# Exercise task
Give back the entire listing verbatim.

(Stored data)
>>>
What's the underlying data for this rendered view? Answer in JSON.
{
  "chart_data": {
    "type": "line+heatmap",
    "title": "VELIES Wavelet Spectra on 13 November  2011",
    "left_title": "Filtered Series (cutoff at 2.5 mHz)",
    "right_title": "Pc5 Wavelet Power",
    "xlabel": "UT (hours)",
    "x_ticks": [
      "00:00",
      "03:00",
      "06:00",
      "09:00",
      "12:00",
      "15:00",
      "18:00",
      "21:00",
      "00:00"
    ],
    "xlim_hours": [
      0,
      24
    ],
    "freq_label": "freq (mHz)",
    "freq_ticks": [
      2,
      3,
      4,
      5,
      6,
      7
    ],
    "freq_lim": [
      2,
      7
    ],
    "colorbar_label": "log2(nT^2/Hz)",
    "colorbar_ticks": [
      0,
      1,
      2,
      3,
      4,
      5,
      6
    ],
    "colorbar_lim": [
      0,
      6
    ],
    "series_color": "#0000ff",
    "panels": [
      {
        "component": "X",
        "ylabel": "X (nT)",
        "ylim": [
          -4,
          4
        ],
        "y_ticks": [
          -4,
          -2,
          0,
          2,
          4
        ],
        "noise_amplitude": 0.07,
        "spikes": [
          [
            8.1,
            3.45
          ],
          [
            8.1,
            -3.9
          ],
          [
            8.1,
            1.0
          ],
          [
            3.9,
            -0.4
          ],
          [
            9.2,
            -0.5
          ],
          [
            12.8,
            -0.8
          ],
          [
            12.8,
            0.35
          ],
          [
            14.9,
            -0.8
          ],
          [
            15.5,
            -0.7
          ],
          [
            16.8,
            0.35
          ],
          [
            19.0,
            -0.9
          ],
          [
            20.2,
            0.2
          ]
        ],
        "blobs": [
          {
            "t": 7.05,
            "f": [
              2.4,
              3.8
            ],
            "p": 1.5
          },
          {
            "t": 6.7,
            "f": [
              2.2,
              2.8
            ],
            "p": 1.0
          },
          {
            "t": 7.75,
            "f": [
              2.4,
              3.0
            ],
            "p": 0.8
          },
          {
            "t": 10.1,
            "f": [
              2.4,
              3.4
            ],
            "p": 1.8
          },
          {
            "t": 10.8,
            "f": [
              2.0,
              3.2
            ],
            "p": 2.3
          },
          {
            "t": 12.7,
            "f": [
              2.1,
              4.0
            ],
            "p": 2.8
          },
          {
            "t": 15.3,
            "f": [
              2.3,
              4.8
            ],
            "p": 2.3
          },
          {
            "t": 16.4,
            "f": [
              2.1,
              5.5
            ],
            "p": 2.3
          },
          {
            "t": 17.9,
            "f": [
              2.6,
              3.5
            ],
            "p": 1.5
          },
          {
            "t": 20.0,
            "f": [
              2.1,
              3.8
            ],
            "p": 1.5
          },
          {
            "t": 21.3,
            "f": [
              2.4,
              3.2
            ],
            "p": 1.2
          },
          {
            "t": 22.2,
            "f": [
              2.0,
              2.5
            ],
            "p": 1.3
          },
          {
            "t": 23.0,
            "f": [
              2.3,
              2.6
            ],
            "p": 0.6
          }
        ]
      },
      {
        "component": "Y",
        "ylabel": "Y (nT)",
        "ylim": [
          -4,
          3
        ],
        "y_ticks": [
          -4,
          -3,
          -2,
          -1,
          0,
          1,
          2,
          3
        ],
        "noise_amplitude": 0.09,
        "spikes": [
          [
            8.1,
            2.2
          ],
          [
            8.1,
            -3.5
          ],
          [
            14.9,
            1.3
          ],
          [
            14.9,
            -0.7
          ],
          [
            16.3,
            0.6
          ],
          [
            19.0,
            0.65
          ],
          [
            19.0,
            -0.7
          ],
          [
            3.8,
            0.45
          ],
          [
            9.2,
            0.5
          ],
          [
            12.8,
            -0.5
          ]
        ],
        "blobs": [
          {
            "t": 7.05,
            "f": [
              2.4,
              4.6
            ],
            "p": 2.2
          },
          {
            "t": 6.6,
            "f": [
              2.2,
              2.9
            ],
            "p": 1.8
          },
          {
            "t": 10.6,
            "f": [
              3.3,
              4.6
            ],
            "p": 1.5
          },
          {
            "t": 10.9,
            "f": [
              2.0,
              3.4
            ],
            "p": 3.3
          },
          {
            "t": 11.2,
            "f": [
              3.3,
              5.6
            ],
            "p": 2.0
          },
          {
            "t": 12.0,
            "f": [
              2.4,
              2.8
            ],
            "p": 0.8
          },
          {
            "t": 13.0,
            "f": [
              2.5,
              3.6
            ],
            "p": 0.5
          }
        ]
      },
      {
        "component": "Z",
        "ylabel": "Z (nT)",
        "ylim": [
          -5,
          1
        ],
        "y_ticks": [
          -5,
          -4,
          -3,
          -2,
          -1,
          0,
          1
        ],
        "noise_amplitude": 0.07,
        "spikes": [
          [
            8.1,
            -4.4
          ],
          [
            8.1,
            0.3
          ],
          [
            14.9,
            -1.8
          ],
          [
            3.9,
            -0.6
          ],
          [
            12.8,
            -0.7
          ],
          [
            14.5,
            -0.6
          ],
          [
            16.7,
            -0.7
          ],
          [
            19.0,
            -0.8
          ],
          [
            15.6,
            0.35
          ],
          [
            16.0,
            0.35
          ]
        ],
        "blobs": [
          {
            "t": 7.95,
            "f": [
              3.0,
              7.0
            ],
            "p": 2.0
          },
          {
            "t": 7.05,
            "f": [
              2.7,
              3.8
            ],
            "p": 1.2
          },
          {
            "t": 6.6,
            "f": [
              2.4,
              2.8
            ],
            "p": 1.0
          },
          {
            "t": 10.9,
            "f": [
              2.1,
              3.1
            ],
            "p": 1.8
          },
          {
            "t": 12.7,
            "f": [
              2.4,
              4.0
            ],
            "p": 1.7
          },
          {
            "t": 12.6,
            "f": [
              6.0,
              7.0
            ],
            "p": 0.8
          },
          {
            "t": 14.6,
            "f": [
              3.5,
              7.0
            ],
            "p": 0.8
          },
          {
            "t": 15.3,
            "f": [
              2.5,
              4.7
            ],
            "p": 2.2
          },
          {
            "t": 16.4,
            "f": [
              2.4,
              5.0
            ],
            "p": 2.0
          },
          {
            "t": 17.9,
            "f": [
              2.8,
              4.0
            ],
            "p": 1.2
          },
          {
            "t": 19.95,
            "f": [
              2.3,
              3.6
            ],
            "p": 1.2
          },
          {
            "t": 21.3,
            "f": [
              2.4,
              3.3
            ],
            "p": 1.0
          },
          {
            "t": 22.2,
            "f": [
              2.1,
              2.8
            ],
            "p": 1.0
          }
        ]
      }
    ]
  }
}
<<<
# Full response
What's the underlying data for this rendered view? Answer in JSON.
{
  "chart_data": {
    "type": "line+heatmap",
    "title": "VELIES Wavelet Spectra on 13 November  2011",
    "left_title": "Filtered Series (cutoff at 2.5 mHz)",
    "right_title": "Pc5 Wavelet Power",
    "xlabel": "UT (hours)",
    "x_ticks": [
      "00:00",
      "03:00",
      "06:00",
      "09:00",
      "12:00",
      "15:00",
      "18:00",
      "21:00",
      "00:00"
    ],
    "xlim_hours": [
      0,
      24
    ],
    "freq_label": "freq (mHz)",
    "freq_ticks": [
      2,
      3,
      4,
      5,
      6,
      7
    ],
    "freq_lim": [
      2,
      7
    ],
    "colorbar_label": "log2(nT^2/Hz)",
    "colorbar_ticks": [
      0,
      1,
      2,
      3,
      4,
      5,
      6
    ],
    "colorbar_lim": [
      0,
      6
    ],
    "series_color": "#0000ff",
    "panels": [
      {
        "component": "X",
        "ylabel": "X (nT)",
        "ylim": [
          -4,
          4
        ],
        "y_ticks": [
          -4,
          -2,
          0,
          2,
          4
        ],
        "noise_amplitude": 0.07,
        "spikes": [
          [
            8.1,
            3.45
          ],
          [
            8.1,
            -3.9
          ],
          [
            8.1,
            1.0
          ],
          [
            3.9,
            -0.4
          ],
          [
            9.2,
            -0.5
          ],
          [
            12.8,
            -0.8
          ],
          [
            12.8,
            0.35
          ],
          [
            14.9,
            -0.8
          ],
          [
            15.5,
            -0.7
          ],
          [
            16.8,
            0.35
          ],
          [
            19.0,
            -0.9
          ],
          [
            20.2,
            0.2
          ]
        ],
        "blobs": [
          {
            "t": 7.05,
            "f": [
              2.4,
              3.8
            ],
            "p": 1.5
          },
          {
            "t": 6.7,
            "f": [
              2.2,
              2.8
            ],
            "p": 1.0
          },
          {
            "t": 7.75,
            "f": [
              2.4,
              3.0
            ],
            "p": 0.8
          },
          {
            "t": 10.1,
            "f": [
              2.4,
              3.4
            ],
            "p": 1.8
          },
          {
            "t": 10.8,
            "f": [
              2.0,
              3.2
            ],
            "p": 2.3
          },
          {
            "t": 12.7,
            "f": [
              2.1,
              4.0
            ],
            "p": 2.8
          },
          {
            "t": 15.3,
            "f": [
              2.3,
              4.8
            ],
            "p": 2.3
          },
          {
            "t": 16.4,
            "f": [
              2.1,
              5.5
            ],
            "p": 2.3
          },
          {
            "t": 17.9,
            "f": [
              2.6,
              3.5
            ],
            "p": 1.5
          },
          {
            "t": 20.0,
            "f": [
              2.1,
              3.8
            ],
            "p": 1.5
          },
          {
            "t": 21.3,
            "f": [
              2.4,
              3.2
            ],
            "p": 1.2
          },
          {
            "t": 22.2,
            "f": [
              2.0,
              2.5
            ],
            "p": 1.3
          },
          {
            "t": 23.0,
            "f": [
              2.3,
              2.6
            ],
            "p": 0.6
          }
        ]
      },
      {
        "component": "Y",
        "ylabel": "Y (nT)",
        "ylim": [
          -4,
          3
        ],
        "y_ticks": [
          -4,
          -3,
          -2,
          -1,
          0,
          1,
          2,
          3
        ],
        "noise_amplitude": 0.09,
        "spikes": [
          [
            8.1,
            2.2
          ],
          [
            8.1,
            -3.5
          ],
          [
            14.9,
            1.3
          ],
          [
            14.9,
            -0.7
          ],
          [
            16.3,
            0.6
          ],
          [
            19.0,
            0.65
          ],
          [
            19.0,
            -0.7
          ],
          [
            3.8,
            0.45
          ],
          [
            9.2,
            0.5
          ],
          [
            12.8,
            -0.5
          ]
        ],
        "blobs": [
          {
            "t": 7.05,
            "f": [
              2.4,
              4.6
            ],
            "p": 2.2
          },
          {
            "t": 6.6,
            "f": [
              2.2,
              2.9
            ],
            "p": 1.8
          },
          {
            "t": 10.6,
            "f": [
              3.3,
              4.6
            ],
            "p": 1.5
          },
          {
            "t": 10.9,
            "f": [
              2.0,
              3.4
            ],
            "p": 3.3
          },
          {
            "t": 11.2,
            "f": [
              3.3,
              5.6
            ],
            "p": 2.0
          },
          {
            "t": 12.0,
            "f": [
              2.4,
              2.8
            ],
            "p": 0.8
          },
          {
            "t": 13.0,
            "f": [
              2.5,
              3.6
            ],
            "p": 0.5
          }
        ]
      },
      {
        "component": "Z",
        "ylabel": "Z (nT)",
        "ylim": [
          -5,
          1
        ],
        "y_ticks": [
          -5,
          -4,
          -3,
          -2,
          -1,
          0,
          1
        ],
        "noise_amplitude": 0.07,
        "spikes": [
          [
            8.1,
            -4.4
          ],
          [
            8.1,
            0.3
          ],
          [
            14.9,
            -1.8
          ],
          [
            3.9,
            -0.6
          ],
          [
            12.8,
            -0.7
          ],
          [
            14.5,
            -0.6
          ],
          [
            16.7,
            -0.7
          ],
          [
            19.0,
            -0.8
          ],
          [
            15.6,
            0.35
          ],
          [
            16.0,
            0.35
          ]
        ],
        "blobs": [
          {
            "t": 7.95,
            "f": [
              3.0,
              7.0
            ],
            "p": 2.0
          },
          {
            "t": 7.05,
            "f": [
              2.7,
              3.8
            ],
            "p": 1.2
          },
          {
            "t": 6.6,
            "f": [
              2.4,
              2.8
            ],
            "p": 1.0
          },
          {
            "t": 10.9,
            "f": [
              2.1,
              3.1
            ],
            "p": 1.8
          },
          {
            "t": 12.7,
            "f": [
              2.4,
              4.0
            ],
            "p": 1.7
          },
          {
            "t": 12.6,
            "f": [
              6.0,
              7.0
            ],
            "p": 0.8
          },
          {
            "t": 14.6,
            "f": [
              3.5,
              7.0
            ],
            "p": 0.8
          },
          {
            "t": 15.3,
            "f": [
              2.5,
              4.7
            ],
            "p": 2.2
          },
          {
            "t": 16.4,
            "f": [
              2.4,
              5.0
            ],
            "p": 2.0
          },
          {
            "t": 17.9,
            "f": [
              2.8,
              4.0
            ],
            "p": 1.2
          },
          {
            "t": 19.95,
            "f": [
              2.3,
              3.6
            ],
            "p": 1.2
          },
          {
            "t": 21.3,
            "f": [
              2.4,
              3.3
            ],
            "p": 1.0
          },
          {
            "t": 22.2,
            "f": [
              2.1,
              2.8
            ],
            "p": 1.0
          }
        ]
      }
    ]
  }
}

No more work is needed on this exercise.